_REQUIREMENT_. Select every line of the items below that contains the word "housing", treating uppercase and lowercase letters as different.

+++

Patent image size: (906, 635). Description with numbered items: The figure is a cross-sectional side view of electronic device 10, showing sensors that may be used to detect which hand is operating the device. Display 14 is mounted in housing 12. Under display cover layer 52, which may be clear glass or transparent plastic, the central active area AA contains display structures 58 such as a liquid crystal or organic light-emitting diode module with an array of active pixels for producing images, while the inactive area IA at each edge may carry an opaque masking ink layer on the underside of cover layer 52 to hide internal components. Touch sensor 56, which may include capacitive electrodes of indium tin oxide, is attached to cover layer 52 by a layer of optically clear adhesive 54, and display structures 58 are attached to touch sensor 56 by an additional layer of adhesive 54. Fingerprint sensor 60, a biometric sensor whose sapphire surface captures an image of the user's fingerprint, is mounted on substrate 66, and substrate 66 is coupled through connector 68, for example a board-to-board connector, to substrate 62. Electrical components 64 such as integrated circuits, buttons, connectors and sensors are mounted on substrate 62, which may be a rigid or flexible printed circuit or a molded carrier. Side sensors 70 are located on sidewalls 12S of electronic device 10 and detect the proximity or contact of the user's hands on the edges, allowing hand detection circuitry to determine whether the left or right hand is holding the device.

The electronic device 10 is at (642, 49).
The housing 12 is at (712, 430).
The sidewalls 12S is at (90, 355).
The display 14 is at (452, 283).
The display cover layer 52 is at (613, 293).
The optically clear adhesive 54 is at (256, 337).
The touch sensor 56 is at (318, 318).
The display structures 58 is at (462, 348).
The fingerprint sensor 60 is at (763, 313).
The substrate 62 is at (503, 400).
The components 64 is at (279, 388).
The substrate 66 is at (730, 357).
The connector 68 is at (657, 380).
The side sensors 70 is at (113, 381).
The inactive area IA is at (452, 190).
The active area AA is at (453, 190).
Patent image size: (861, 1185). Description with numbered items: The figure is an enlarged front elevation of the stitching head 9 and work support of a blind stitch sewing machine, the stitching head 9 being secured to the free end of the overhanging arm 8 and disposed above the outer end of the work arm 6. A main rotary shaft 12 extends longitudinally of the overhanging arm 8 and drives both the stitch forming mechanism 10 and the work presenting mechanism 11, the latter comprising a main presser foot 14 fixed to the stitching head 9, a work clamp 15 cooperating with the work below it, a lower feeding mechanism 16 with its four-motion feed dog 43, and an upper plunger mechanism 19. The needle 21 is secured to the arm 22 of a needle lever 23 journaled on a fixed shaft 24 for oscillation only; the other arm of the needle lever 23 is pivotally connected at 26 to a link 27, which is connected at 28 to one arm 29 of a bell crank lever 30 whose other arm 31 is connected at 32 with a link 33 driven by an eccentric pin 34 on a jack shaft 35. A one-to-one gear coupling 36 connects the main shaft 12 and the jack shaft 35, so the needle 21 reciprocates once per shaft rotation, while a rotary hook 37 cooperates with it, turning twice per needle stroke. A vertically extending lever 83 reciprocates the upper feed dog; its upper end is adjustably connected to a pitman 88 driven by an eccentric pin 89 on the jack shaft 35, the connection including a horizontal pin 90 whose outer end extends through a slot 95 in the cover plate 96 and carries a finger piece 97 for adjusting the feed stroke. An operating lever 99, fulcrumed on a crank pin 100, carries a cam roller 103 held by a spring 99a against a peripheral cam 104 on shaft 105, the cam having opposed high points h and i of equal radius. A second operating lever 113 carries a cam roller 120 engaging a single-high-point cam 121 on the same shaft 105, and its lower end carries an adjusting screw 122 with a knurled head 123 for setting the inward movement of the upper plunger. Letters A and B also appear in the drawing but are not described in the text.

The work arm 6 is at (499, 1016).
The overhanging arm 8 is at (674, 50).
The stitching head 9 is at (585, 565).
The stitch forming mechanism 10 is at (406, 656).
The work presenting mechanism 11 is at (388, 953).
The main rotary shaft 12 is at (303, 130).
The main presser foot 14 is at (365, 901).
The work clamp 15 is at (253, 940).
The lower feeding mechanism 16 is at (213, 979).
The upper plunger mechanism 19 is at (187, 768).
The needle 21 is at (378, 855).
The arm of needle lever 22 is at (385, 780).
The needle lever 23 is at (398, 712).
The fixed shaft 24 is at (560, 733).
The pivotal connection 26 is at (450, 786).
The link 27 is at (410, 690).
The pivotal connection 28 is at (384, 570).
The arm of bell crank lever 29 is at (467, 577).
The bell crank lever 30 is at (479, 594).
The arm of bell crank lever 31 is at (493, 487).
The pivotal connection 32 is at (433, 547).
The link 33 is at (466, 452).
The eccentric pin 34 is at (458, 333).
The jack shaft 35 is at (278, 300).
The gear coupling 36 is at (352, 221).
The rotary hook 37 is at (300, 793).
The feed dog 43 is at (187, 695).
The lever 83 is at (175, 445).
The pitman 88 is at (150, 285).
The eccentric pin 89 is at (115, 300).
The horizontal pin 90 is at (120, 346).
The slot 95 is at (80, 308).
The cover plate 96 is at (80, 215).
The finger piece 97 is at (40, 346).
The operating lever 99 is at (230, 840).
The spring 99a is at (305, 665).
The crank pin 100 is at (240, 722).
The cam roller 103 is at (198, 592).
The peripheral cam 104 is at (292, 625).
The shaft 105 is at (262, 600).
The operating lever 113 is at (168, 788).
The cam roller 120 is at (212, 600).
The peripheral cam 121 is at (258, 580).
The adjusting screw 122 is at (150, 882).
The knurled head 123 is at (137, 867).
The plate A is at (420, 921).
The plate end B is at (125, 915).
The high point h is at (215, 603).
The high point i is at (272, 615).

+++

_SOLUTION BELOW_.
Patent image size: (906, 635). Description with numbered items: The figure is a cross-sectional side view of electronic device 10, showing sensors that may be used to detect which hand is operating the device. Display 14 is mounted in housing 12. Under display cover layer 52, which may be clear glass or transparent plastic, the central active area AA contains display structures 58 such as a liquid crystal or organic light-emitting diode module with an array of active pixels for producing images, while the inactive area IA at each edge may carry an opaque masking ink layer on the underside of cover layer 52 to hide internal components. Touch sensor 56, which may include capacitive electrodes of indium tin oxide, is attached to cover layer 52 by a layer of optically clear adhesive 54, and display structures 58 are attached to touch sensor 56 by an additional layer of adhesive 54. Fingerprint sensor 60, a biometric sensor whose sapphire surface captures an image of the user's fingerprint, is mounted on substrate 66, and substrate 66 is coupled through connector 68, for example a board-to-board connector, to substrate 62. Electrical components 64 such as integrated circuits, buttons, connectors and sensors are mounted on substrate 62, which may be a rigid or flexible printed circuit or a molded carrier. Side sensors 70 are located on sidewalls 12S of electronic device 10 and detect the proximity or contact of the user's hands on the edges, allowing hand detection circuitry to determine whether the left or right hand is holding the device.
The housing 12 is at (712, 430).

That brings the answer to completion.